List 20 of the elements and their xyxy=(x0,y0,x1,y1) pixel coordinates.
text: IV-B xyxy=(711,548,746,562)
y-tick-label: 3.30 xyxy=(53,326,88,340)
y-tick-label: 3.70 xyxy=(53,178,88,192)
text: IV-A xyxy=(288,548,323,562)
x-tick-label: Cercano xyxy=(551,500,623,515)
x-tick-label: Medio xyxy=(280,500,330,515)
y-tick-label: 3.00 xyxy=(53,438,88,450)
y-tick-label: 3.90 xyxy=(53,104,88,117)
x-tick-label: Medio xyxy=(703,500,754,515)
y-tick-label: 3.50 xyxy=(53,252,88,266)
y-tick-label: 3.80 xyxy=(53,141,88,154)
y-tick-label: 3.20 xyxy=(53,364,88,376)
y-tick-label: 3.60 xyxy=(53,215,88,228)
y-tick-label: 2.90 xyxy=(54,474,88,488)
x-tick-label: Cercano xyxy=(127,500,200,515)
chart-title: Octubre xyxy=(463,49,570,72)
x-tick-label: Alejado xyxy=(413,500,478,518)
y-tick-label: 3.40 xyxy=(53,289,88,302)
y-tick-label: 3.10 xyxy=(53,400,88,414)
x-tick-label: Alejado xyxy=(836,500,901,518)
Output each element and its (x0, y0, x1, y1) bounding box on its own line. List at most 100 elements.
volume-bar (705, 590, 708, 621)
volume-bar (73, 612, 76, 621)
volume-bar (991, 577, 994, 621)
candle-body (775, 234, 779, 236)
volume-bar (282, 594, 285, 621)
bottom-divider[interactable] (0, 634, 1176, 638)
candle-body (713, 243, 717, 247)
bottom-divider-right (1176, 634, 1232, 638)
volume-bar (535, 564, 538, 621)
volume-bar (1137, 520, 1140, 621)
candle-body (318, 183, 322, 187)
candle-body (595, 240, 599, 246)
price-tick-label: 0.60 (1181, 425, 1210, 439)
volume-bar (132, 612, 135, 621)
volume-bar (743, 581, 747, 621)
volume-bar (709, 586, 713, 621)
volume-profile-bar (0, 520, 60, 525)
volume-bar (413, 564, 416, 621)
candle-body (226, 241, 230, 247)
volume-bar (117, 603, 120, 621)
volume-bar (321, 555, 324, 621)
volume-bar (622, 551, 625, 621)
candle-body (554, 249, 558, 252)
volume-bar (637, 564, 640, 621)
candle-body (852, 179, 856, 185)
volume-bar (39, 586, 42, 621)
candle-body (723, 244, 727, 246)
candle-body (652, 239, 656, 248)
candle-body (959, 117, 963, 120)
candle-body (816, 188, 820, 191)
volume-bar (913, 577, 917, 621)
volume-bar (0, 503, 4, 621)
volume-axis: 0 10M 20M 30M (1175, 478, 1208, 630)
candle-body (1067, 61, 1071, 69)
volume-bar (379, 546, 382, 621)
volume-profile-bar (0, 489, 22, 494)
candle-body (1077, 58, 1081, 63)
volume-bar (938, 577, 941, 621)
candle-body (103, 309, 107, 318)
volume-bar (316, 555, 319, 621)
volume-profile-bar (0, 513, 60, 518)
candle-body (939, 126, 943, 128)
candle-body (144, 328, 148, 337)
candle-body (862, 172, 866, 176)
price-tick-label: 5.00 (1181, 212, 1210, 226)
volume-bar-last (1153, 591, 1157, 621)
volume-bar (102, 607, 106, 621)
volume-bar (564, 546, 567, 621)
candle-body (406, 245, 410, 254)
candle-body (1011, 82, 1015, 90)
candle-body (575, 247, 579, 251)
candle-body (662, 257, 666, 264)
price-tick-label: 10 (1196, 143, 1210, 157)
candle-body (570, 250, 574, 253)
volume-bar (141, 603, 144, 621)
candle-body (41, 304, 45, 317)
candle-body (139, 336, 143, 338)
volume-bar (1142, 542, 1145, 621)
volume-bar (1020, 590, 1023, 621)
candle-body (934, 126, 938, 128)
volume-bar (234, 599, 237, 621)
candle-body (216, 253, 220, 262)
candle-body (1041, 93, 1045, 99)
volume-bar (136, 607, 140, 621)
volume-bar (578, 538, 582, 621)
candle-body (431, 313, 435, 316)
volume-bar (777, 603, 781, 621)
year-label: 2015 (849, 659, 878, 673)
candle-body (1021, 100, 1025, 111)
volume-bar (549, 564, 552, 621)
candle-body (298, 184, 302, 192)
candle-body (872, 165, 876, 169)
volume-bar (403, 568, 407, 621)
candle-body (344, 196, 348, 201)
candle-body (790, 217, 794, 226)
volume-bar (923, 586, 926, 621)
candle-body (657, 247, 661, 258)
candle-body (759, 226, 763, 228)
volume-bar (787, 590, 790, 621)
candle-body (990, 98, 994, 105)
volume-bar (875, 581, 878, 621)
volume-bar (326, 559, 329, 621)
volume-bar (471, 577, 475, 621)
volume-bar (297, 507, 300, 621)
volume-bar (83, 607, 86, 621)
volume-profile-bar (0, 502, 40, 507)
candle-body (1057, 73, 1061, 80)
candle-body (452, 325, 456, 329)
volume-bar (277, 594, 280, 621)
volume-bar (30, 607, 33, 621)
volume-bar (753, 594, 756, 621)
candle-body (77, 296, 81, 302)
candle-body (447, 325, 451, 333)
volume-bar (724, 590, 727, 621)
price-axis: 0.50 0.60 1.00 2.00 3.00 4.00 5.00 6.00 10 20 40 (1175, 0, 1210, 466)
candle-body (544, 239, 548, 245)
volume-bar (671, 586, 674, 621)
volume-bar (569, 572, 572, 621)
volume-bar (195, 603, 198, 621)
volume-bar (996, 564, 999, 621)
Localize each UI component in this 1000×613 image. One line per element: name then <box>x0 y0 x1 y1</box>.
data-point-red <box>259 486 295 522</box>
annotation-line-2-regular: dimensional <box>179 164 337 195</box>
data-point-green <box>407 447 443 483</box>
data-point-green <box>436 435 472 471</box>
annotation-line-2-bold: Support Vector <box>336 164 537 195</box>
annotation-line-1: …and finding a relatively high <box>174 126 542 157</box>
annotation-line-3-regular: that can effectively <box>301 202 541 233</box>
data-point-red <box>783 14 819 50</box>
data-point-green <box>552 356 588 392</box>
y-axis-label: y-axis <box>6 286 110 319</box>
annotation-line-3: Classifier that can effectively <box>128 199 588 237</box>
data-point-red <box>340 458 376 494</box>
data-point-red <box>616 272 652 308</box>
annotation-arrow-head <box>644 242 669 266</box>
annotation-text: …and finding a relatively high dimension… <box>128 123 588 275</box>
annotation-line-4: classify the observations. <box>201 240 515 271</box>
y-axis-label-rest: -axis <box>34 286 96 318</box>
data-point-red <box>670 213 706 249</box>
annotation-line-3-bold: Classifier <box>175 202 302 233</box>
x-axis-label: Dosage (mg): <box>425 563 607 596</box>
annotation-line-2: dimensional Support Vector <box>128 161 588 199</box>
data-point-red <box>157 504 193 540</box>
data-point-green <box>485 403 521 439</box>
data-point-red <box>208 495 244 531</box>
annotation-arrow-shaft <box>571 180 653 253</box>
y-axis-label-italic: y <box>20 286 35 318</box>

──────────

• Instruction: Return all of the lines above unchanged and in their original order.

• Response for this exercise:
List 20 of the elements and their xyxy=(x0,y0,x1,y1) pixel coordinates.
text: IV-B xyxy=(711,548,746,562)
y-tick-label: 3.30 xyxy=(53,326,88,340)
y-tick-label: 3.70 xyxy=(53,178,88,192)
text: IV-A xyxy=(288,548,323,562)
x-tick-label: Cercano xyxy=(551,500,623,515)
x-tick-label: Medio xyxy=(280,500,330,515)
y-tick-label: 3.00 xyxy=(53,438,88,450)
y-tick-label: 3.90 xyxy=(53,104,88,117)
x-tick-label: Medio xyxy=(703,500,754,515)
y-tick-label: 3.50 xyxy=(53,252,88,266)
y-tick-label: 3.80 xyxy=(53,141,88,154)
y-tick-label: 3.20 xyxy=(53,364,88,376)
y-tick-label: 3.60 xyxy=(53,215,88,228)
y-tick-label: 2.90 xyxy=(54,474,88,488)
x-tick-label: Cercano xyxy=(127,500,200,515)
chart-title: Octubre xyxy=(463,49,570,72)
x-tick-label: Alejado xyxy=(413,500,478,518)
y-tick-label: 3.40 xyxy=(53,289,88,302)
y-tick-label: 3.10 xyxy=(53,400,88,414)
x-tick-label: Alejado xyxy=(836,500,901,518)
Output each element and its (x0, y0, x1, y1) bounding box on its own line. List at most 100 elements.
volume-bar (705, 590, 708, 621)
volume-bar (73, 612, 76, 621)
volume-bar (991, 577, 994, 621)
candle-body (775, 234, 779, 236)
volume-bar (282, 594, 285, 621)
bottom-divider[interactable] (0, 634, 1176, 638)
candle-body (713, 243, 717, 247)
bottom-divider-right (1176, 634, 1232, 638)
volume-bar (535, 564, 538, 621)
volume-bar (1137, 520, 1140, 621)
candle-body (318, 183, 322, 187)
candle-body (595, 240, 599, 246)
price-tick-label: 0.60 (1181, 425, 1210, 439)
volume-bar (132, 612, 135, 621)
volume-bar (743, 581, 747, 621)
volume-bar (709, 586, 713, 621)
volume-profile-bar (0, 520, 60, 525)
volume-bar (413, 564, 416, 621)
candle-body (226, 241, 230, 247)
volume-bar (117, 603, 120, 621)
volume-bar (321, 555, 324, 621)
volume-bar (622, 551, 625, 621)
candle-body (554, 249, 558, 252)
volume-bar (637, 564, 640, 621)
candle-body (852, 179, 856, 185)
volume-bar (39, 586, 42, 621)
candle-body (723, 244, 727, 246)
candle-body (652, 239, 656, 248)
candle-body (959, 117, 963, 120)
candle-body (816, 188, 820, 191)
volume-bar (913, 577, 917, 621)
volume-bar (0, 503, 4, 621)
volume-axis: 0 10M 20M 30M (1175, 478, 1208, 630)
candle-body (1067, 61, 1071, 69)
volume-bar (379, 546, 382, 621)
volume-profile-bar (0, 489, 22, 494)
candle-body (1077, 58, 1081, 63)
volume-bar (938, 577, 941, 621)
candle-body (103, 309, 107, 318)
volume-bar (316, 555, 319, 621)
volume-profile-bar (0, 513, 60, 518)
candle-body (939, 126, 943, 128)
candle-body (144, 328, 148, 337)
candle-body (862, 172, 866, 176)
price-tick-label: 5.00 (1181, 212, 1210, 226)
volume-bar-last (1153, 591, 1157, 621)
volume-bar (102, 607, 106, 621)
volume-bar (564, 546, 567, 621)
candle-body (406, 245, 410, 254)
candle-body (1011, 82, 1015, 90)
candle-body (575, 247, 579, 251)
candle-body (662, 257, 666, 264)
price-tick-label: 10 (1196, 143, 1210, 157)
candle-body (570, 250, 574, 253)
volume-bar (141, 603, 144, 621)
candle-body (41, 304, 45, 317)
candle-body (139, 336, 143, 338)
volume-bar (1142, 542, 1145, 621)
volume-bar (1020, 590, 1023, 621)
candle-body (934, 126, 938, 128)
volume-bar (234, 599, 237, 621)
candle-body (216, 253, 220, 262)
candle-body (1041, 93, 1045, 99)
volume-bar (136, 607, 140, 621)
volume-bar (578, 538, 582, 621)
candle-body (431, 313, 435, 316)
volume-bar (777, 603, 781, 621)
year-label: 2015 (849, 659, 878, 673)
candle-body (1021, 100, 1025, 111)
volume-bar (549, 564, 552, 621)
candle-body (298, 184, 302, 192)
candle-body (872, 165, 876, 169)
volume-bar (403, 568, 407, 621)
candle-body (344, 196, 348, 201)
candle-body (790, 217, 794, 226)
volume-bar (923, 586, 926, 621)
candle-body (657, 247, 661, 258)
candle-body (759, 226, 763, 228)
volume-bar (787, 590, 790, 621)
candle-body (990, 98, 994, 105)
volume-bar (875, 581, 878, 621)
volume-bar (326, 559, 329, 621)
volume-bar (471, 577, 475, 621)
volume-bar (297, 507, 300, 621)
volume-bar (83, 607, 86, 621)
volume-profile-bar (0, 502, 40, 507)
candle-body (1057, 73, 1061, 80)
candle-body (452, 325, 456, 329)
volume-bar (277, 594, 280, 621)
volume-bar (30, 607, 33, 621)
volume-bar (753, 594, 756, 621)
candle-body (77, 296, 81, 302)
candle-body (447, 325, 451, 333)
volume-bar (724, 590, 727, 621)
price-axis: 0.50 0.60 1.00 2.00 3.00 4.00 5.00 6.00 10 20 40 (1175, 0, 1210, 466)
candle-body (544, 239, 548, 245)
volume-bar (671, 586, 674, 621)
volume-bar (569, 572, 572, 621)
volume-bar (195, 603, 198, 621)
volume-bar (996, 564, 999, 621)
Localize each UI component in this 1000×613 image. One line per element: name then <box>x0 y0 x1 y1</box>.
data-point-red <box>259 486 295 522</box>
annotation-line-2-regular: dimensional <box>179 164 337 195</box>
data-point-green <box>407 447 443 483</box>
data-point-green <box>436 435 472 471</box>
annotation-line-2-bold: Support Vector <box>336 164 537 195</box>
annotation-line-1: …and finding a relatively high <box>174 126 542 157</box>
annotation-line-3-regular: that can effectively <box>301 202 541 233</box>
data-point-red <box>783 14 819 50</box>
data-point-green <box>552 356 588 392</box>
y-axis-label: y-axis <box>6 286 110 319</box>
annotation-line-3: Classifier that can effectively <box>128 199 588 237</box>
data-point-red <box>340 458 376 494</box>
data-point-red <box>616 272 652 308</box>
annotation-arrow-head <box>644 242 669 266</box>
annotation-text: …and finding a relatively high dimension… <box>128 123 588 275</box>
annotation-line-4: classify the observations. <box>201 240 515 271</box>
y-axis-label-rest: -axis <box>34 286 96 318</box>
data-point-red <box>670 213 706 249</box>
annotation-line-3-bold: Classifier <box>175 202 302 233</box>
x-axis-label: Dosage (mg): <box>425 563 607 596</box>
annotation-line-2: dimensional Support Vector <box>128 161 588 199</box>
data-point-red <box>157 504 193 540</box>
data-point-green <box>485 403 521 439</box>
data-point-red <box>208 495 244 531</box>
annotation-arrow-shaft <box>571 180 653 253</box>
y-axis-label-italic: y <box>20 286 35 318</box>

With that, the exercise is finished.